▶ _TASK BRIEF_
Among the entries, which lines carry the string "xlabel"? Copy each of them.

::: EXERCISE MATERIAL

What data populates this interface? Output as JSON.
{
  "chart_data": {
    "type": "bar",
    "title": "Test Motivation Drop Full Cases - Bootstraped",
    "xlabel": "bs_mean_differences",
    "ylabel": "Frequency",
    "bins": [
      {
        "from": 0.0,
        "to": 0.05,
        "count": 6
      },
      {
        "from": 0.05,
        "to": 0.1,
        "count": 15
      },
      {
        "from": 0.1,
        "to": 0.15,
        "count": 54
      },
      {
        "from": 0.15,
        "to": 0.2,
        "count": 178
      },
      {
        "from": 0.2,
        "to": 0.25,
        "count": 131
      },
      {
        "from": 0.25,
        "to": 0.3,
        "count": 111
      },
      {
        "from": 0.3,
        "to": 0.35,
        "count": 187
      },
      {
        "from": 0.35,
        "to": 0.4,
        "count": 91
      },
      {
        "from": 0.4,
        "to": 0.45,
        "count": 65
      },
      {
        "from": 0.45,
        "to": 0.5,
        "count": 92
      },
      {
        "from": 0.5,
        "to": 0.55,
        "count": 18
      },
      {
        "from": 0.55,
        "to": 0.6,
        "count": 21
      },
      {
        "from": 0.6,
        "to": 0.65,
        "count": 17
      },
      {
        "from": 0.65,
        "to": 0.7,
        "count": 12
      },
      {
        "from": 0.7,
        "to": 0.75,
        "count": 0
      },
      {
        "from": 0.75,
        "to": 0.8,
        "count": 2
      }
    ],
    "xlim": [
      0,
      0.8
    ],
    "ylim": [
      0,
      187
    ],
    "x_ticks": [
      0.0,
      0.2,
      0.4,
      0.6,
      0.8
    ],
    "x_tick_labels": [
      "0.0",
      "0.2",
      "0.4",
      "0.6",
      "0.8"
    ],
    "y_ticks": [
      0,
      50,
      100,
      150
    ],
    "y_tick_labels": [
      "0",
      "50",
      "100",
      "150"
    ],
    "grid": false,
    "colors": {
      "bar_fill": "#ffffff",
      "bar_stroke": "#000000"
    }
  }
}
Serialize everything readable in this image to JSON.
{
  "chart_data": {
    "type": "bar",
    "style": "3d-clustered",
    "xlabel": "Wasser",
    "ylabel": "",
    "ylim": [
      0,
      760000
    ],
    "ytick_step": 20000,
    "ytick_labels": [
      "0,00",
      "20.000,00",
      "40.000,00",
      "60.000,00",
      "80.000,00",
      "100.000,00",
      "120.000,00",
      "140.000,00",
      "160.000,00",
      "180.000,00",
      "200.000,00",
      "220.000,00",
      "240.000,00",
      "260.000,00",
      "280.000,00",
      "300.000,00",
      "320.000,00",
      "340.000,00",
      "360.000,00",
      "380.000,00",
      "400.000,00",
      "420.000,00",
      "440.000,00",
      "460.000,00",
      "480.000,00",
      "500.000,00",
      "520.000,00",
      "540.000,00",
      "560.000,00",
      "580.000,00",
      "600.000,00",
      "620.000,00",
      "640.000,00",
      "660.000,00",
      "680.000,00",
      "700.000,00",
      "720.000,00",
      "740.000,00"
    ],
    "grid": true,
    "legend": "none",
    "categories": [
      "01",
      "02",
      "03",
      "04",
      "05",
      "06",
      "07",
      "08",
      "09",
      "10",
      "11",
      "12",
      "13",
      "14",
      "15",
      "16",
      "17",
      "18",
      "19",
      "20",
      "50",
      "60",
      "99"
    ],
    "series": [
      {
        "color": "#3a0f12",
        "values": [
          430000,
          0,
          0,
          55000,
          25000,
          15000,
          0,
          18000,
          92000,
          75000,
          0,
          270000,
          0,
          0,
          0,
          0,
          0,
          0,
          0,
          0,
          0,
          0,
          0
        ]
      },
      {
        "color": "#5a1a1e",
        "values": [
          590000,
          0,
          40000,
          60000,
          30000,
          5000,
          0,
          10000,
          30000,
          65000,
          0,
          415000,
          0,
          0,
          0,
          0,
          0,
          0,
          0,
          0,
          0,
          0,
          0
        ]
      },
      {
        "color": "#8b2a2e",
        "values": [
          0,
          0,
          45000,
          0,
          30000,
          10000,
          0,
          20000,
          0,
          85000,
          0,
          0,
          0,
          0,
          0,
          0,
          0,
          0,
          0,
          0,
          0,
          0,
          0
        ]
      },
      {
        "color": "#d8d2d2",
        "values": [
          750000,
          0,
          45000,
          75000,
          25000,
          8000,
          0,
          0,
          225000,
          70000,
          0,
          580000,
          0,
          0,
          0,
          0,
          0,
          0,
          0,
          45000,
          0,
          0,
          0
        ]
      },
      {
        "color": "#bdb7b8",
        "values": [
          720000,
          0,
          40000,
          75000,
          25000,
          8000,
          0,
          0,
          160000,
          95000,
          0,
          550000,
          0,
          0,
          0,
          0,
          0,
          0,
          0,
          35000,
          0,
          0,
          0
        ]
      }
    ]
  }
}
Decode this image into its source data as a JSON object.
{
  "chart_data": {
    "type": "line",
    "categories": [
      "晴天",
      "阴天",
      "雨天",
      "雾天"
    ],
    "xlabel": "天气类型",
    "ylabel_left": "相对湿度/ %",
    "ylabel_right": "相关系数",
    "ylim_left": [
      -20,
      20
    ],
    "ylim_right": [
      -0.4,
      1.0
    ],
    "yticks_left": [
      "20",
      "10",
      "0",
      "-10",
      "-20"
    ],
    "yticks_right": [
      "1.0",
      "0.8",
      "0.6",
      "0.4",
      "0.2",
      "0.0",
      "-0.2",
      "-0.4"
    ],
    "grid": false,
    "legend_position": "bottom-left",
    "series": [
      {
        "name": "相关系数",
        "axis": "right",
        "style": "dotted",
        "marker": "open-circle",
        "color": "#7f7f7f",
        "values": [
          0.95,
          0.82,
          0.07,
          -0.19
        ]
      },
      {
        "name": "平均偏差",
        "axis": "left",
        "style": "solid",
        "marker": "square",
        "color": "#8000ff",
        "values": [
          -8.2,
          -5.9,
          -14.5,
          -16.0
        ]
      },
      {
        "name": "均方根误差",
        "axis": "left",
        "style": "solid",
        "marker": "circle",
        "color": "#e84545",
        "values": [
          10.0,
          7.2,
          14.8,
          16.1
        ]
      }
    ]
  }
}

::::::

▶ _RESULT_
    "xlabel": "bs_mean_differences",
    "xlabel": "Wasser",
    "xlabel": "天气类型",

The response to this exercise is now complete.